===== INPUT MATERIAL

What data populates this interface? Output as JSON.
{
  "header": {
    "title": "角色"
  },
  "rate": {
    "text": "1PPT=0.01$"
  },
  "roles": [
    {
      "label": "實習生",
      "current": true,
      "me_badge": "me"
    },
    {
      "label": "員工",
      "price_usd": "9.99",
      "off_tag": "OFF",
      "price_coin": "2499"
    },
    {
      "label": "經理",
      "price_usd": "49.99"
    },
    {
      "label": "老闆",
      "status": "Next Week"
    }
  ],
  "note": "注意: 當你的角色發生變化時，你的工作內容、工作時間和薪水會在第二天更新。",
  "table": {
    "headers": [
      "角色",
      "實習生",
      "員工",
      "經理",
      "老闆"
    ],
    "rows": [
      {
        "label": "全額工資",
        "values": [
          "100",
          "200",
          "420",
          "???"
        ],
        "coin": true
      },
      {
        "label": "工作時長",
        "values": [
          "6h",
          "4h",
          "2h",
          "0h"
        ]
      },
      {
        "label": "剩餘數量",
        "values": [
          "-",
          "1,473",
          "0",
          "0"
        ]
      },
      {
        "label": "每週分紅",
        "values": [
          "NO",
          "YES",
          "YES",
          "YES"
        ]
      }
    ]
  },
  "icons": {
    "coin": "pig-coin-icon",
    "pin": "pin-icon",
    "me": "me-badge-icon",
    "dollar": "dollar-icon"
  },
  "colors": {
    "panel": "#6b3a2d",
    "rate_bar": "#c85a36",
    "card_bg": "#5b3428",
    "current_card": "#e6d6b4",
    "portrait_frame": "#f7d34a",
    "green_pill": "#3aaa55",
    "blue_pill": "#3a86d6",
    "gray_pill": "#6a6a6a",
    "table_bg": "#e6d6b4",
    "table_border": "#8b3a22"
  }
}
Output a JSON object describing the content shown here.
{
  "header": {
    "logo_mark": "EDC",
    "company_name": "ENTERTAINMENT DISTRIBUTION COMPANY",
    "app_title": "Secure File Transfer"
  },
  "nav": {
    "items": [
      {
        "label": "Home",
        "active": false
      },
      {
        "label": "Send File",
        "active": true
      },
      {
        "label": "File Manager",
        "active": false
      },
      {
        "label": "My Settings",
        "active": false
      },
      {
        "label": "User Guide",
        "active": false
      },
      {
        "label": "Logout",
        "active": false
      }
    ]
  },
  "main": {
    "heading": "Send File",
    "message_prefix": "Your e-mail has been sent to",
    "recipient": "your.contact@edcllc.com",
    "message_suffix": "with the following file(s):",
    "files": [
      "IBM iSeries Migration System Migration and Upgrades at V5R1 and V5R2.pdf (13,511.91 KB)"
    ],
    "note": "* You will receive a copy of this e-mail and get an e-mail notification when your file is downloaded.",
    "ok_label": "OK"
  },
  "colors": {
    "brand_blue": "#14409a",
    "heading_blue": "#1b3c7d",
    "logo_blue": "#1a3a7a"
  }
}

==========

WHAT THE TASK REQUIRES
Output each entry precisely as given.

TASK ANSWER
What data populates this interface? Output as JSON.
{
  "header": {
    "title": "角色"
  },
  "rate": {
    "text": "1PPT=0.01$"
  },
  "roles": [
    {
      "label": "實習生",
      "current": true,
      "me_badge": "me"
    },
    {
      "label": "員工",
      "price_usd": "9.99",
      "off_tag": "OFF",
      "price_coin": "2499"
    },
    {
      "label": "經理",
      "price_usd": "49.99"
    },
    {
      "label": "老闆",
      "status": "Next Week"
    }
  ],
  "note": "注意: 當你的角色發生變化時，你的工作內容、工作時間和薪水會在第二天更新。",
  "table": {
    "headers": [
      "角色",
      "實習生",
      "員工",
      "經理",
      "老闆"
    ],
    "rows": [
      {
        "label": "全額工資",
        "values": [
          "100",
          "200",
          "420",
          "???"
        ],
        "coin": true
      },
      {
        "label": "工作時長",
        "values": [
          "6h",
          "4h",
          "2h",
          "0h"
        ]
      },
      {
        "label": "剩餘數量",
        "values": [
          "-",
          "1,473",
          "0",
          "0"
        ]
      },
      {
        "label": "每週分紅",
        "values": [
          "NO",
          "YES",
          "YES",
          "YES"
        ]
      }
    ]
  },
  "icons": {
    "coin": "pig-coin-icon",
    "pin": "pin-icon",
    "me": "me-badge-icon",
    "dollar": "dollar-icon"
  },
  "colors": {
    "panel": "#6b3a2d",
    "rate_bar": "#c85a36",
    "card_bg": "#5b3428",
    "current_card": "#e6d6b4",
    "portrait_frame": "#f7d34a",
    "green_pill": "#3aaa55",
    "blue_pill": "#3a86d6",
    "gray_pill": "#6a6a6a",
    "table_bg": "#e6d6b4",
    "table_border": "#8b3a22"
  }
}
Output a JSON object describing the content shown here.
{
  "header": {
    "logo_mark": "EDC",
    "company_name": "ENTERTAINMENT DISTRIBUTION COMPANY",
    "app_title": "Secure File Transfer"
  },
  "nav": {
    "items": [
      {
        "label": "Home",
        "active": false
      },
      {
        "label": "Send File",
        "active": true
      },
      {
        "label": "File Manager",
        "active": false
      },
      {
        "label": "My Settings",
        "active": false
      },
      {
        "label": "User Guide",
        "active": false
      },
      {
        "label": "Logout",
        "active": false
      }
    ]
  },
  "main": {
    "heading": "Send File",
    "message_prefix": "Your e-mail has been sent to",
    "recipient": "your.contact@edcllc.com",
    "message_suffix": "with the following file(s):",
    "files": [
      "IBM iSeries Migration System Migration and Upgrades at V5R1 and V5R2.pdf (13,511.91 KB)"
    ],
    "note": "* You will receive a copy of this e-mail and get an e-mail notification when your file is downloaded.",
    "ok_label": "OK"
  },
  "colors": {
    "brand_blue": "#14409a",
    "heading_blue": "#1b3c7d",
    "logo_blue": "#1a3a7a"
  }
}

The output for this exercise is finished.